TASK:
Locate the lines that hold the string "time". Copy every such line.

Stored data:

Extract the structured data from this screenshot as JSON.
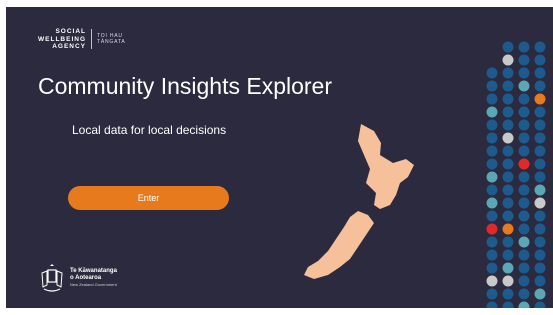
{
  "agency_logo": {
    "name_lines": [
      "SOCIAL",
      "WELLBEING",
      "AGENCY"
    ],
    "maori_lines": [
      "TOI HAU",
      "TĀNGATA"
    ]
  },
  "title": "Community Insights Explorer",
  "subtitle": "Local data for local decisions",
  "enter_button": {
    "label": "Enter"
  },
  "gov_logo": {
    "line1": "Te Kāwanatanga",
    "line2": "o Aotearoa",
    "line3": "New Zealand Government"
  },
  "colors": {
    "background": "#2b2a3e",
    "accent": "#e87a1e",
    "map": "#f5c09a",
    "dot_blue": "#1d5b8f",
    "dot_teal": "#5aa7b6",
    "dot_red": "#e02a2a",
    "dot_grey": "#c9c9c9"
  }
}
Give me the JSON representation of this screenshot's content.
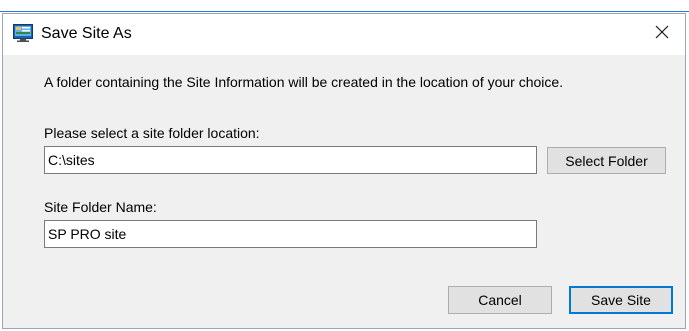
{
  "window": {
    "title": "Save Site As",
    "app_icon": "save-site-app-icon",
    "close_icon": "close-icon"
  },
  "info_text": "A folder containing the Site Information will be created in the location of your choice.",
  "location": {
    "label": "Please select a site folder location:",
    "value": "C:\\sites",
    "select_button_label": "Select Folder"
  },
  "folder_name": {
    "label": "Site Folder Name:",
    "value": "SP PRO site"
  },
  "buttons": {
    "cancel_label": "Cancel",
    "save_label": "Save Site"
  },
  "colors": {
    "accent": "#0078d7",
    "dialog_background": "#f0f0f0",
    "button_background": "#e1e1e1"
  }
}
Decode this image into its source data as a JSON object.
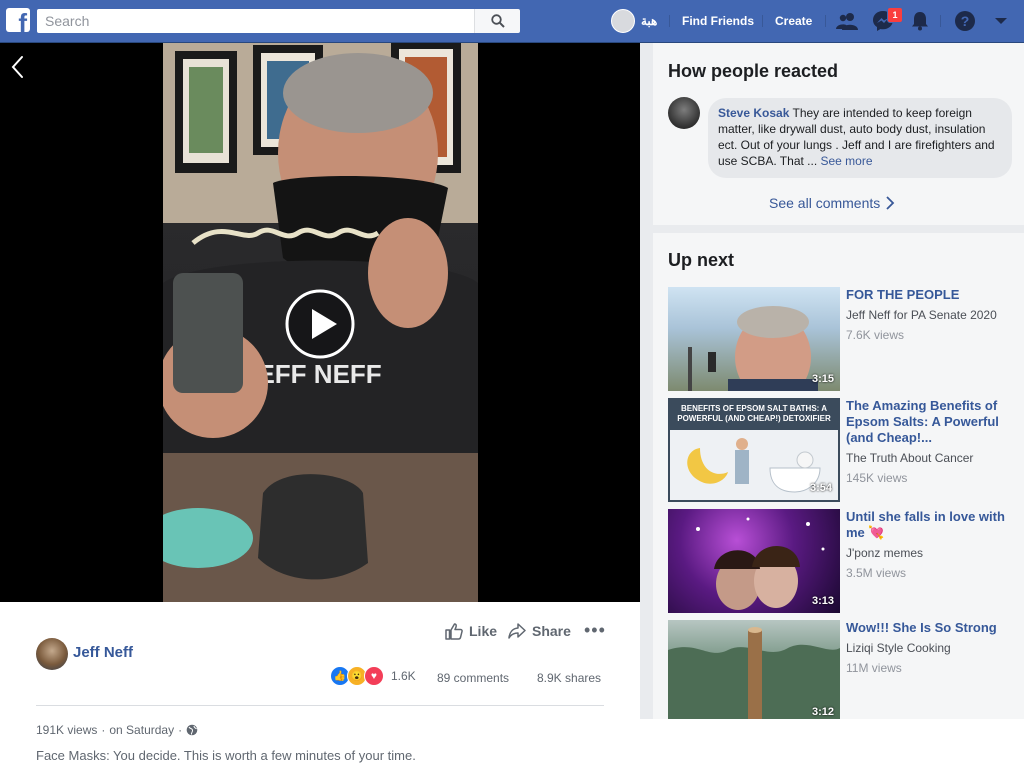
{
  "topbar": {
    "search_placeholder": "Search",
    "profile_name": "هبة",
    "find_friends": "Find Friends",
    "create": "Create",
    "messenger_badge": "1"
  },
  "post": {
    "author": "Jeff Neff",
    "like_label": "Like",
    "share_label": "Share",
    "reaction_count": "1.6K",
    "comments": "89 comments",
    "shares": "8.9K shares",
    "views": "191K views",
    "time": "on Saturday",
    "caption": "Face Masks: You decide. This is worth a few minutes of your time."
  },
  "reactions_panel": {
    "title": "How people reacted",
    "comment_author": "Steve Kosak",
    "comment_text": " They are intended to keep foreign matter, like drywall dust, auto body dust, insulation ect. Out of your lungs . Jeff and I are firefighters and use SCBA. That ... ",
    "see_more": "See more",
    "see_all": "See all comments"
  },
  "up_next": {
    "title": "Up next",
    "videos": [
      {
        "title": "FOR THE PEOPLE",
        "channel": "Jeff Neff for PA Senate 2020",
        "views": "7.6K views",
        "duration": "3:15"
      },
      {
        "title": "The Amazing Benefits of Epsom Salts: A Powerful (and Cheap!...",
        "channel": "The Truth About Cancer",
        "views": "145K views",
        "duration": "3:54"
      },
      {
        "title": "Until she falls in love with me 💘",
        "channel": "J'ponz memes",
        "views": "3.5M views",
        "duration": "3:13"
      },
      {
        "title": "Wow!!! She Is So Strong",
        "channel": "Liziqi Style Cooking",
        "views": "11M views",
        "duration": "3:12"
      }
    ],
    "thumb2_heading": "BENEFITS OF EPSOM SALT BATHS: A POWERFUL (AND CHEAP!) DETOXIFIER"
  },
  "colors": {
    "brand_blue": "#4267b2",
    "link_blue": "#365899",
    "badge_red": "#fa3e3e"
  }
}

CORRECT ANSWER:
    "time": "on Saturday",
    "caption": "Face Masks: You decide. This is worth a few minutes of your time."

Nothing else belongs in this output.